* Begin Exercise input *

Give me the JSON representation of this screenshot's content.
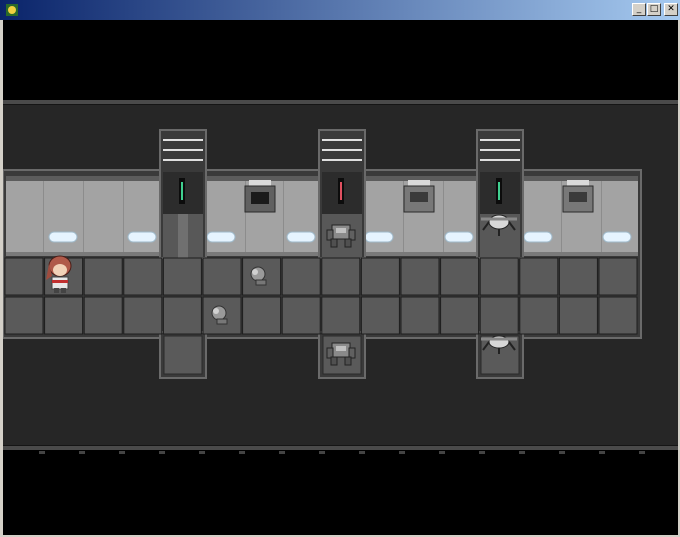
{
  "window": {
    "title": "",
    "controls": {
      "minimize": "_",
      "maximize": "□",
      "close": "✕"
    }
  },
  "scene": {
    "type": "top-down space station corridor",
    "player": {
      "name": "player-character",
      "column": 1,
      "row": 0
    },
    "robots": [
      {
        "kind": "small-drone",
        "column": 6,
        "row": 0
      },
      {
        "kind": "small-drone",
        "column": 5,
        "row": 1
      },
      {
        "kind": "walker-mech",
        "location": "door-alcove-2"
      },
      {
        "kind": "walker-mech",
        "location": "south-alcove-2"
      },
      {
        "kind": "spider-bot",
        "location": "door-alcove-3"
      },
      {
        "kind": "spider-bot",
        "location": "south-alcove-3"
      }
    ],
    "door_lights": [
      "#40d090",
      "#e05060",
      "#40d090"
    ],
    "colors": {
      "floor": "#5a5a5a",
      "wall": "#a0a0a0",
      "outer": "#262626",
      "lamp": "#e6f4ff"
    }
  }
}
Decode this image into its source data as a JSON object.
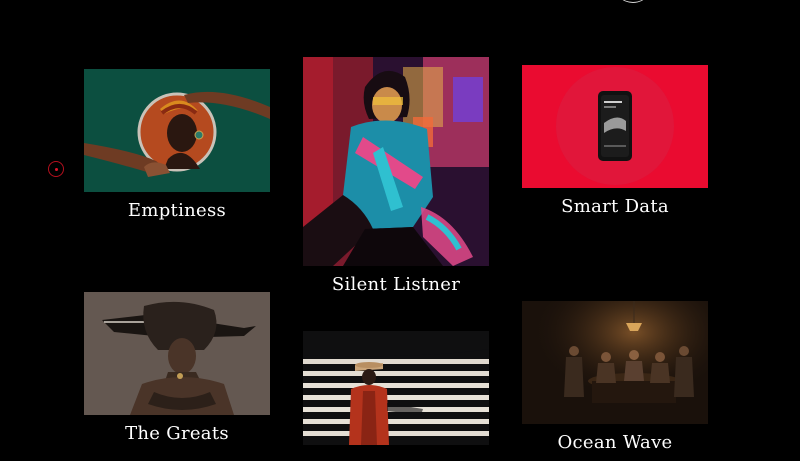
{
  "projects": [
    {
      "title": "Emptiness"
    },
    {
      "title": "Silent Listner"
    },
    {
      "title": "Smart Data"
    },
    {
      "title": "The Greats"
    },
    {
      "title": "Ocean Wave"
    }
  ],
  "colors": {
    "background": "#000000",
    "accent": "#e0142a"
  }
}
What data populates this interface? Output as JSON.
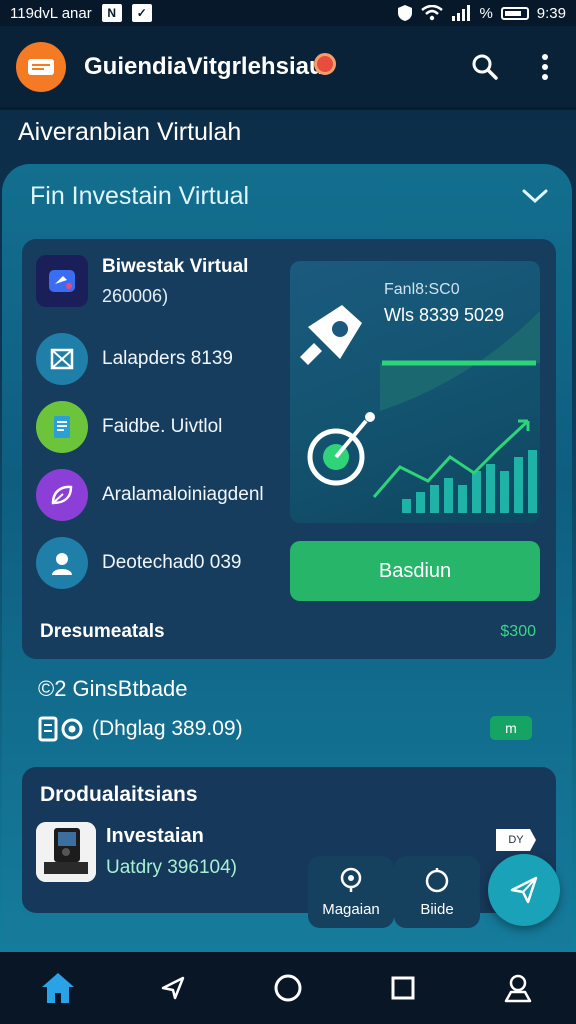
{
  "status_bar": {
    "left_text": "119dvL anar",
    "right_text": "9:39",
    "signal_text": "%"
  },
  "app_bar": {
    "title": "GuiendiaVitgrlehsiaui"
  },
  "section_heading": "Aiveranbian Virtulah",
  "card": {
    "header": "Fin Investain Virtual",
    "items": [
      {
        "title": "Biwestak Virtual",
        "subtitle": "260006)"
      },
      {
        "label": "Lalapders 8139"
      },
      {
        "label": "Faidbe. Uivtlol"
      },
      {
        "label": "Aralamaloiniagdenl"
      },
      {
        "label": "Deotechad0 039"
      }
    ],
    "chart": {
      "label_top": "Fanl8:SC0",
      "label_value": "Wls 8339 5029",
      "bars": [
        2,
        3,
        4,
        5,
        4,
        6,
        7,
        6,
        8,
        9
      ]
    },
    "primary_button": "Basdiun",
    "footer_left": "Dresumeatals",
    "footer_right": "$300"
  },
  "row_gins": "©2 GinsBtbade",
  "row_dhglag": {
    "text": "(Dhglag 389.09)",
    "badge": "m"
  },
  "bottom_panel": {
    "title": "Drodualaitsians",
    "item_title": "Investaian",
    "item_subtitle": "Uatdry 396104)",
    "tag": "DY"
  },
  "chips": [
    {
      "label": "Magaian"
    },
    {
      "label": "Biide"
    }
  ],
  "colors": {
    "accent_green": "#27b56a",
    "brand_orange": "#f47a24",
    "fab_teal": "#1aa3b8"
  }
}
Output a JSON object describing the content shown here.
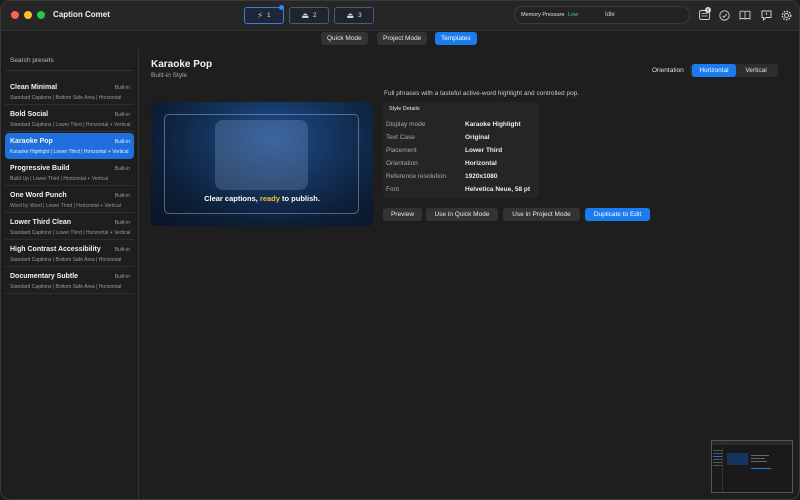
{
  "app": {
    "title": "Caption Comet"
  },
  "jobs": [
    {
      "icon": "bolt-icon",
      "glyph": "⚡",
      "count": "1"
    },
    {
      "icon": "tray-icon",
      "glyph": "⏏",
      "count": "2"
    },
    {
      "icon": "tray-icon",
      "glyph": "⏏",
      "count": "3"
    }
  ],
  "memory": {
    "label": "Memory Pressure",
    "value": "Low",
    "status": "Idle"
  },
  "toolbar_icons": [
    "checklist-icon",
    "speedometer-icon",
    "book-icon",
    "feedback-icon",
    "gear-icon"
  ],
  "toolbar_badge": "0",
  "modes": [
    "Quick Mode",
    "Project Mode",
    "Templates"
  ],
  "active_mode": "Templates",
  "sidebar": {
    "search_placeholder": "Search presets",
    "presets": [
      {
        "name": "Clean Minimal",
        "tag": "Built-in",
        "desc": "Standard Captions | Bottom Safe Area | Horizontal"
      },
      {
        "name": "Bold Social",
        "tag": "Built-in",
        "desc": "Standard Captions | Lower Third | Horizontal + Vertical"
      },
      {
        "name": "Karaoke Pop",
        "tag": "Built-in",
        "desc": "Karaoke Highlight | Lower Third | Horizontal + Vertical",
        "active": true
      },
      {
        "name": "Progressive Build",
        "tag": "Built-in",
        "desc": "Build Up | Lower Third | Horizontal + Vertical"
      },
      {
        "name": "One Word Punch",
        "tag": "Built-in",
        "desc": "Word by Word | Lower Third | Horizontal + Vertical"
      },
      {
        "name": "Lower Third Clean",
        "tag": "Built-in",
        "desc": "Standard Captions | Lower Third | Horizontal + Vertical"
      },
      {
        "name": "High Contrast Accessibility",
        "tag": "Built-in",
        "desc": "Standard Captions | Bottom Safe Area | Horizontal"
      },
      {
        "name": "Documentary Subtle",
        "tag": "Built-in",
        "desc": "Standard Captions | Bottom Safe Area | Horizontal"
      }
    ]
  },
  "main": {
    "title": "Karaoke Pop",
    "subtitle": "Built-in Style",
    "orientation_label": "Orientation",
    "orientation_options": [
      "Horizontal",
      "Vertical"
    ],
    "orientation_selected": "Horizontal",
    "preview_caption": {
      "before": "Clear captions, ",
      "highlight": "ready",
      "after": " to publish."
    },
    "description": "Full phrases with a tasteful active-word highlight and controlled pop.",
    "details_title": "Style Details",
    "details": [
      {
        "key": "Display mode",
        "value": "Karaoke Highlight"
      },
      {
        "key": "Text Case",
        "value": "Original"
      },
      {
        "key": "Placement",
        "value": "Lower Third"
      },
      {
        "key": "Orientation",
        "value": "Horizontal"
      },
      {
        "key": "Reference resolution",
        "value": "1920x1080"
      },
      {
        "key": "Font",
        "value": "Helvetica Neue, 58 pt"
      }
    ],
    "actions": [
      "Preview",
      "Use in Quick Mode",
      "Use in Project Mode",
      "Duplicate to Edit"
    ]
  },
  "colors": {
    "accent": "#1b7cf0",
    "highlight": "#f4c430",
    "memory_ok": "#4fd06c"
  }
}
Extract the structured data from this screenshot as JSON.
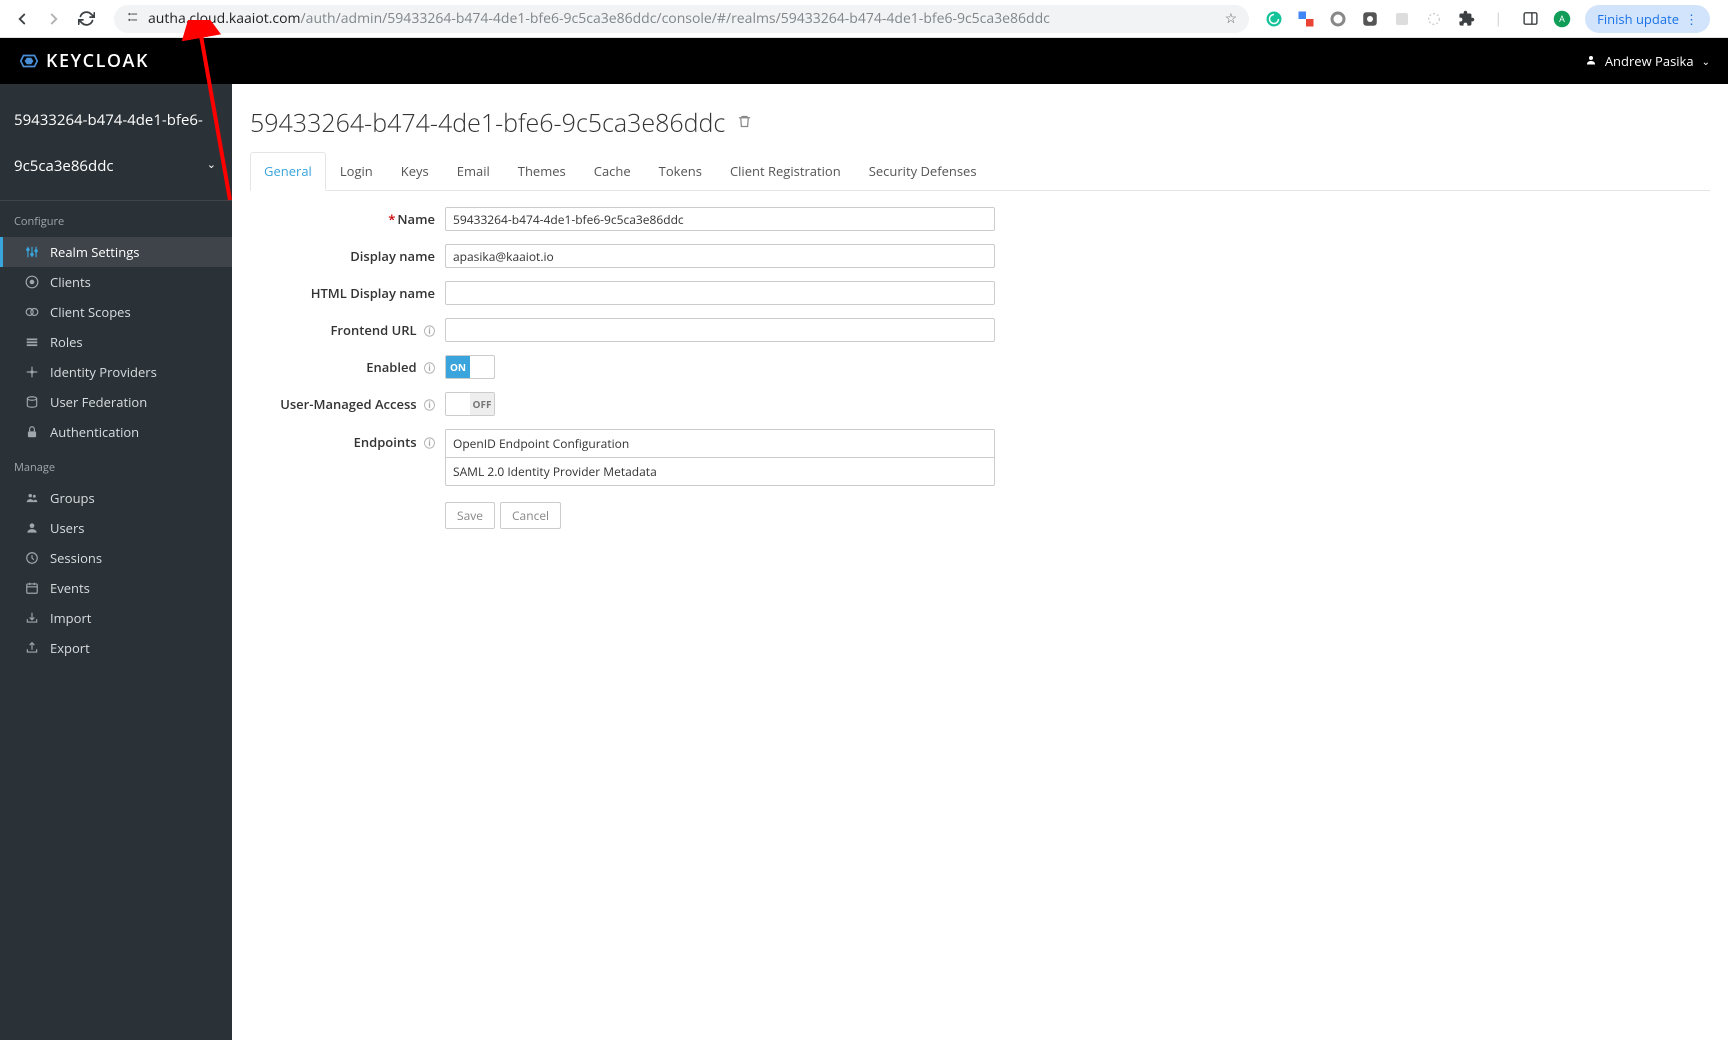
{
  "browser": {
    "url_domain": "autha.cloud.kaaiot.com",
    "url_path": "/auth/admin/59433264-b474-4de1-bfe6-9c5ca3e86ddc/console/#/realms/59433264-b474-4de1-bfe6-9c5ca3e86ddc",
    "finish_update": "Finish update"
  },
  "header": {
    "logo": "KEYCLOAK",
    "user_name": "Andrew Pasika"
  },
  "sidebar": {
    "realm_name_line1": "59433264-b474-4de1-bfe6-",
    "realm_name_line2": "9c5ca3e86ddc",
    "section_configure": "Configure",
    "section_manage": "Manage",
    "configure_items": [
      {
        "label": "Realm Settings"
      },
      {
        "label": "Clients"
      },
      {
        "label": "Client Scopes"
      },
      {
        "label": "Roles"
      },
      {
        "label": "Identity Providers"
      },
      {
        "label": "User Federation"
      },
      {
        "label": "Authentication"
      }
    ],
    "manage_items": [
      {
        "label": "Groups"
      },
      {
        "label": "Users"
      },
      {
        "label": "Sessions"
      },
      {
        "label": "Events"
      },
      {
        "label": "Import"
      },
      {
        "label": "Export"
      }
    ]
  },
  "page": {
    "title": "59433264-b474-4de1-bfe6-9c5ca3e86ddc",
    "tabs": [
      {
        "label": "General"
      },
      {
        "label": "Login"
      },
      {
        "label": "Keys"
      },
      {
        "label": "Email"
      },
      {
        "label": "Themes"
      },
      {
        "label": "Cache"
      },
      {
        "label": "Tokens"
      },
      {
        "label": "Client Registration"
      },
      {
        "label": "Security Defenses"
      }
    ],
    "form": {
      "name_label": "Name",
      "name_value": "59433264-b474-4de1-bfe6-9c5ca3e86ddc",
      "display_name_label": "Display name",
      "display_name_value": "apasika@kaaiot.io",
      "html_display_name_label": "HTML Display name",
      "html_display_name_value": "",
      "frontend_url_label": "Frontend URL",
      "frontend_url_value": "",
      "enabled_label": "Enabled",
      "enabled_on": "ON",
      "user_managed_access_label": "User-Managed Access",
      "user_managed_access_off": "OFF",
      "endpoints_label": "Endpoints",
      "endpoint_1": "OpenID Endpoint Configuration",
      "endpoint_2": "SAML 2.0 Identity Provider Metadata",
      "save": "Save",
      "cancel": "Cancel"
    }
  }
}
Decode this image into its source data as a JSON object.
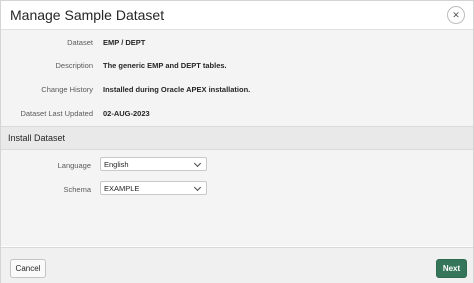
{
  "dialog": {
    "title": "Manage Sample Dataset",
    "close_icon": "close-icon"
  },
  "info": [
    {
      "label": "Dataset",
      "value": "EMP / DEPT"
    },
    {
      "label": "Description",
      "value": "The generic EMP and DEPT tables."
    },
    {
      "label": "Change History",
      "value": "Installed during Oracle APEX installation."
    },
    {
      "label": "Dataset Last Updated",
      "value": "02-AUG-2023"
    }
  ],
  "install": {
    "heading": "Install Dataset",
    "language": {
      "label": "Language",
      "value": "English"
    },
    "schema": {
      "label": "Schema",
      "value": "EXAMPLE"
    }
  },
  "footer": {
    "cancel_label": "Cancel",
    "next_label": "Next"
  },
  "colors": {
    "primary": "#35755a"
  }
}
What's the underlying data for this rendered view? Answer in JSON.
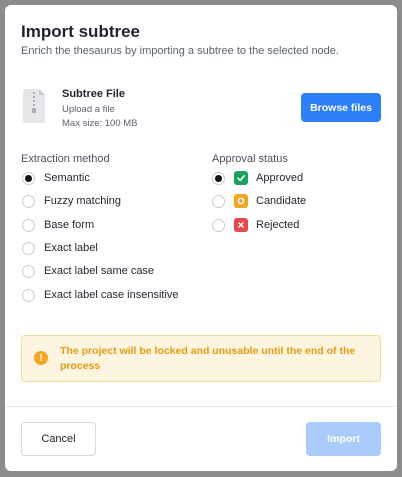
{
  "dialog": {
    "title": "Import subtree",
    "subtitle": "Enrich the thesaurus by importing a subtree to the selected node."
  },
  "file": {
    "name": "Subtree File",
    "hint1": "Upload a file",
    "hint2": "Max size: 100 MB",
    "browse_label": "Browse files",
    "icon": "zip-file-icon"
  },
  "extraction": {
    "label": "Extraction method",
    "selected": "Semantic",
    "options": [
      "Semantic",
      "Fuzzy matching",
      "Base form",
      "Exact label",
      "Exact label same case",
      "Exact label case insensitive"
    ]
  },
  "approval": {
    "label": "Approval status",
    "selected": "Approved",
    "options": [
      {
        "label": "Approved",
        "icon": "check-icon",
        "color": "#1aa35a"
      },
      {
        "label": "Candidate",
        "icon": "circle-icon",
        "color": "#f5a524"
      },
      {
        "label": "Rejected",
        "icon": "x-icon",
        "color": "#e5484d"
      }
    ]
  },
  "warning": {
    "text": "The project will be locked and unusable until the end of the process",
    "color": "#e89a12"
  },
  "footer": {
    "cancel_label": "Cancel",
    "import_label": "Import"
  },
  "colors": {
    "primary": "#2d7ff9",
    "primary_disabled": "#a8cbfb"
  }
}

* End Exercise input *

▸ What you have to do: Note each line of the entries that has "header" in it, and copy those lines.

▸ Result of this exercise:
    "header": "Fin Investain Virtual",
  "header": {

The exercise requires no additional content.